Raw records

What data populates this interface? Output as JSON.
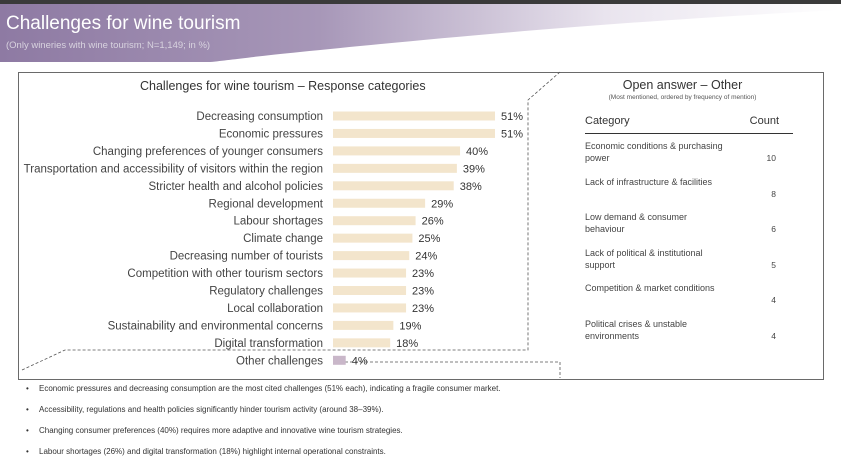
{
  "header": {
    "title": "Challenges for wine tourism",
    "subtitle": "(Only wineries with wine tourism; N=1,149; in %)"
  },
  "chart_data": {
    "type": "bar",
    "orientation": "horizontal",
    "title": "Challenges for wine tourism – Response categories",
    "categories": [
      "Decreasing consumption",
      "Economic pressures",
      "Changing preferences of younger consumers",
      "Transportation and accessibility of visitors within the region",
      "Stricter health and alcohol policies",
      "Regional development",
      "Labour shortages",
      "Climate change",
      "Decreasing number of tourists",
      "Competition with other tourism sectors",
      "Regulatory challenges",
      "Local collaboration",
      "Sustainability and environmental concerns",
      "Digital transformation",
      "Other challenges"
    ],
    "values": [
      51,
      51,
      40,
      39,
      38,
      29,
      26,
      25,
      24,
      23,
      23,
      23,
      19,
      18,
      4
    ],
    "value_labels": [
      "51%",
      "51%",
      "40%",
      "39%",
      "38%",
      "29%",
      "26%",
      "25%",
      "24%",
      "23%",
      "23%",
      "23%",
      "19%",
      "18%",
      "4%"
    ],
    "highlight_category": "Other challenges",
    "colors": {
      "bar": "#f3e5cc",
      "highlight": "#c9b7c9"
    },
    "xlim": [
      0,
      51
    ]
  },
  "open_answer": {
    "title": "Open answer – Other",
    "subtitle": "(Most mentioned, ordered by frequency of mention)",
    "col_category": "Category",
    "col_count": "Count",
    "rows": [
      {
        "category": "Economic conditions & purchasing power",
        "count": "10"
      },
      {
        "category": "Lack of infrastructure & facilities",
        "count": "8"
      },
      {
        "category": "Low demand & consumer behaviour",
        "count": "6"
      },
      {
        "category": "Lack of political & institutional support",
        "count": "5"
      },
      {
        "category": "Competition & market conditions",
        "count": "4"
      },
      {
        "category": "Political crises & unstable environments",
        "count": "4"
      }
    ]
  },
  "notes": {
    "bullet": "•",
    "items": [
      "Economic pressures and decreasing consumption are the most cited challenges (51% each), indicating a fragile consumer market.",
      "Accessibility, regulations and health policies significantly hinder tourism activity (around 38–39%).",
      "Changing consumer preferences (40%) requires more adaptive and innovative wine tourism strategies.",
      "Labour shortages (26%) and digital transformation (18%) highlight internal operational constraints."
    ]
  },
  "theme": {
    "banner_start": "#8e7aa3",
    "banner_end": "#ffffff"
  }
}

• **Exercise description**
Repeat the listing in full and exactly. Leave any pictures out.

• **Answer to this task**
What data populates this interface? Output as JSON.
{
  "header": {
    "title": "Challenges for wine tourism",
    "subtitle": "(Only wineries with wine tourism; N=1,149; in %)"
  },
  "chart_data": {
    "type": "bar",
    "orientation": "horizontal",
    "title": "Challenges for wine tourism – Response categories",
    "categories": [
      "Decreasing consumption",
      "Economic pressures",
      "Changing preferences of younger consumers",
      "Transportation and accessibility of visitors within the region",
      "Stricter health and alcohol policies",
      "Regional development",
      "Labour shortages",
      "Climate change",
      "Decreasing number of tourists",
      "Competition with other tourism sectors",
      "Regulatory challenges",
      "Local collaboration",
      "Sustainability and environmental concerns",
      "Digital transformation",
      "Other challenges"
    ],
    "values": [
      51,
      51,
      40,
      39,
      38,
      29,
      26,
      25,
      24,
      23,
      23,
      23,
      19,
      18,
      4
    ],
    "value_labels": [
      "51%",
      "51%",
      "40%",
      "39%",
      "38%",
      "29%",
      "26%",
      "25%",
      "24%",
      "23%",
      "23%",
      "23%",
      "19%",
      "18%",
      "4%"
    ],
    "highlight_category": "Other challenges",
    "colors": {
      "bar": "#f3e5cc",
      "highlight": "#c9b7c9"
    },
    "xlim": [
      0,
      51
    ]
  },
  "open_answer": {
    "title": "Open answer – Other",
    "subtitle": "(Most mentioned, ordered by frequency of mention)",
    "col_category": "Category",
    "col_count": "Count",
    "rows": [
      {
        "category": "Economic conditions & purchasing power",
        "count": "10"
      },
      {
        "category": "Lack of infrastructure & facilities",
        "count": "8"
      },
      {
        "category": "Low demand & consumer behaviour",
        "count": "6"
      },
      {
        "category": "Lack of political & institutional support",
        "count": "5"
      },
      {
        "category": "Competition & market conditions",
        "count": "4"
      },
      {
        "category": "Political crises & unstable environments",
        "count": "4"
      }
    ]
  },
  "notes": {
    "bullet": "•",
    "items": [
      "Economic pressures and decreasing consumption are the most cited challenges (51% each), indicating a fragile consumer market.",
      "Accessibility, regulations and health policies significantly hinder tourism activity (around 38–39%).",
      "Changing consumer preferences (40%) requires more adaptive and innovative wine tourism strategies.",
      "Labour shortages (26%) and digital transformation (18%) highlight internal operational constraints."
    ]
  },
  "theme": {
    "banner_start": "#8e7aa3",
    "banner_end": "#ffffff"
  }
}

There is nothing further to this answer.